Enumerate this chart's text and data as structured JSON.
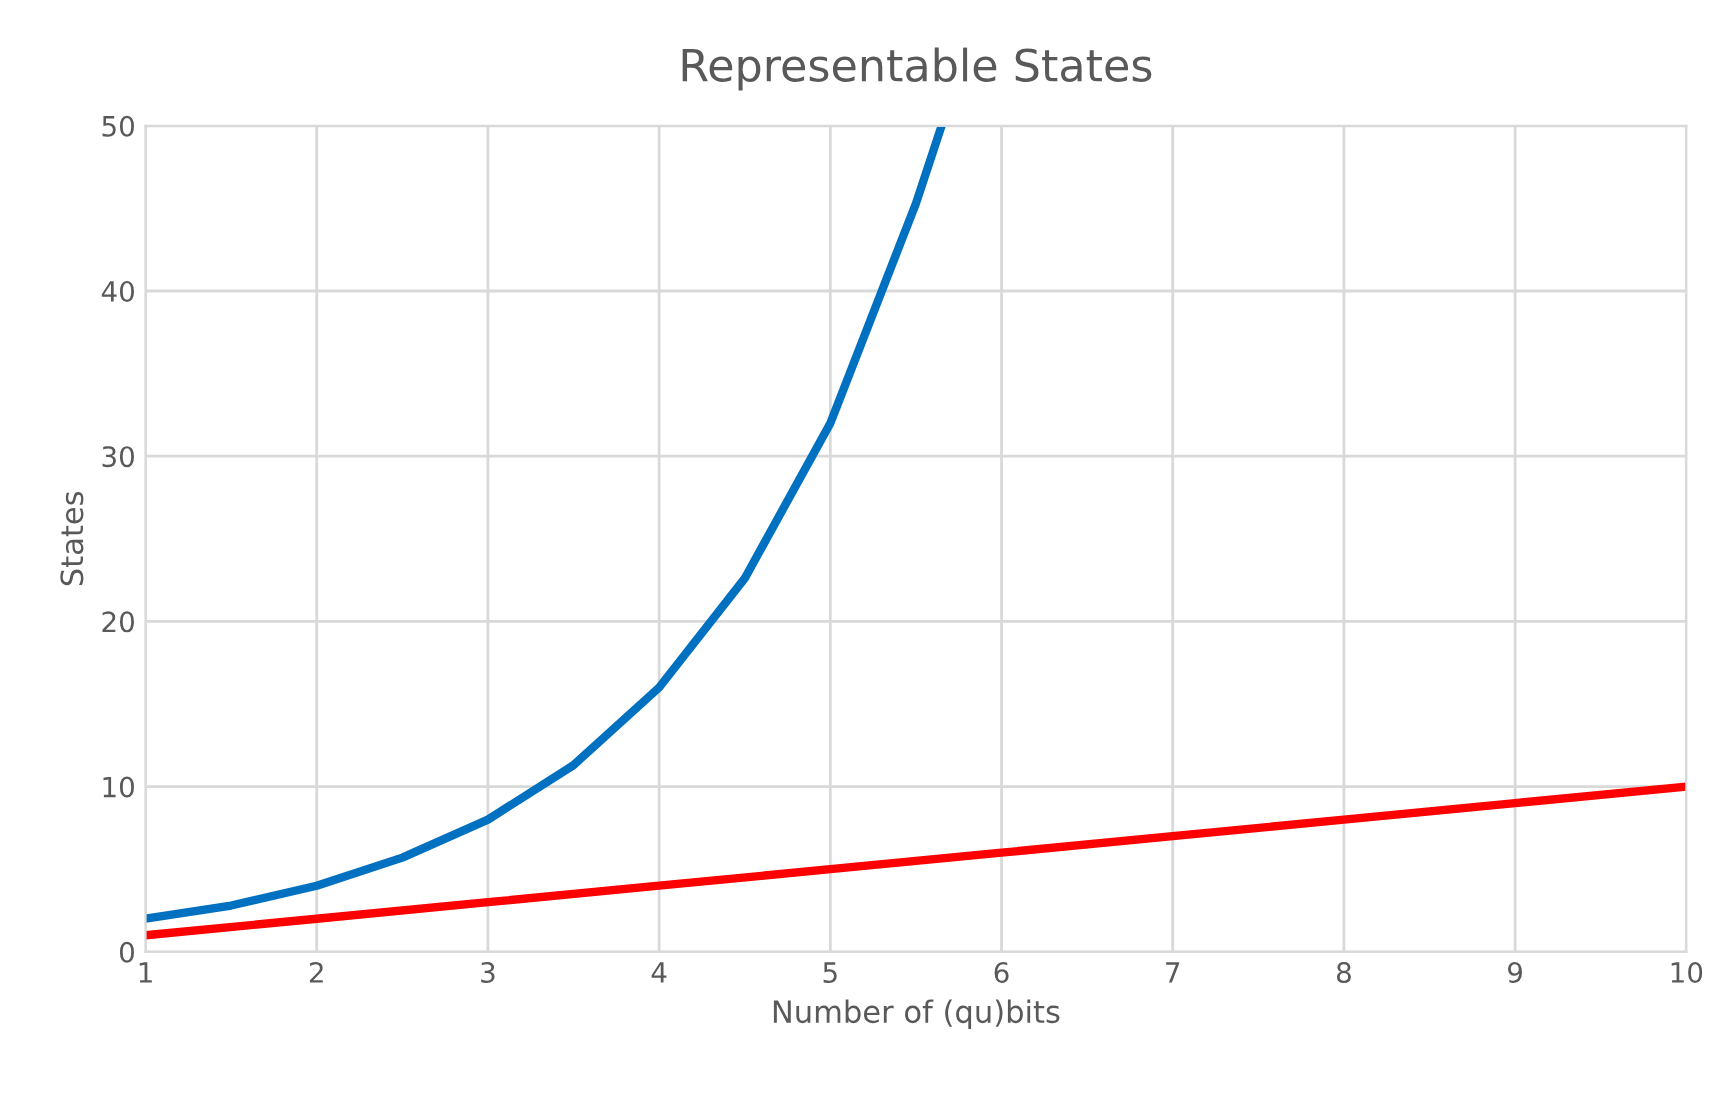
{
  "chart_data": {
    "type": "line",
    "title": "Representable States",
    "xlabel": "Number of (qu)bits",
    "ylabel": "States",
    "series": [
      {
        "color": "#0070c0",
        "x": [
          1,
          1.5,
          2,
          2.5,
          3,
          3.5,
          4,
          4.5,
          5,
          5.5,
          5.65
        ],
        "values": [
          2,
          2.8,
          4,
          5.7,
          8,
          11.3,
          16,
          22.6,
          32,
          45.3,
          50
        ]
      },
      {
        "color": "#ff0000",
        "x": [
          1,
          2,
          3,
          4,
          5,
          6,
          7,
          8,
          9,
          10
        ],
        "values": [
          1,
          2,
          3,
          4,
          5,
          6,
          7,
          8,
          9,
          10
        ]
      }
    ],
    "xlim": [
      1,
      10
    ],
    "xticks": [
      1,
      2,
      3,
      4,
      5,
      6,
      7,
      8,
      9,
      10
    ],
    "ylim": [
      0,
      50
    ],
    "yticks": [
      0,
      10,
      20,
      30,
      40,
      50
    ],
    "grid": true,
    "marker": "none",
    "line_style": "solid"
  }
}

- Goal -
Leave the pictures out and print the records above exactly as they stand.

- Answer -
Enumerate this chart's text and data as structured JSON.
{
  "chart_data": {
    "type": "line",
    "title": "Representable States",
    "xlabel": "Number of (qu)bits",
    "ylabel": "States",
    "series": [
      {
        "color": "#0070c0",
        "x": [
          1,
          1.5,
          2,
          2.5,
          3,
          3.5,
          4,
          4.5,
          5,
          5.5,
          5.65
        ],
        "values": [
          2,
          2.8,
          4,
          5.7,
          8,
          11.3,
          16,
          22.6,
          32,
          45.3,
          50
        ]
      },
      {
        "color": "#ff0000",
        "x": [
          1,
          2,
          3,
          4,
          5,
          6,
          7,
          8,
          9,
          10
        ],
        "values": [
          1,
          2,
          3,
          4,
          5,
          6,
          7,
          8,
          9,
          10
        ]
      }
    ],
    "xlim": [
      1,
      10
    ],
    "xticks": [
      1,
      2,
      3,
      4,
      5,
      6,
      7,
      8,
      9,
      10
    ],
    "ylim": [
      0,
      50
    ],
    "yticks": [
      0,
      10,
      20,
      30,
      40,
      50
    ],
    "grid": true,
    "marker": "none",
    "line_style": "solid"
  }
}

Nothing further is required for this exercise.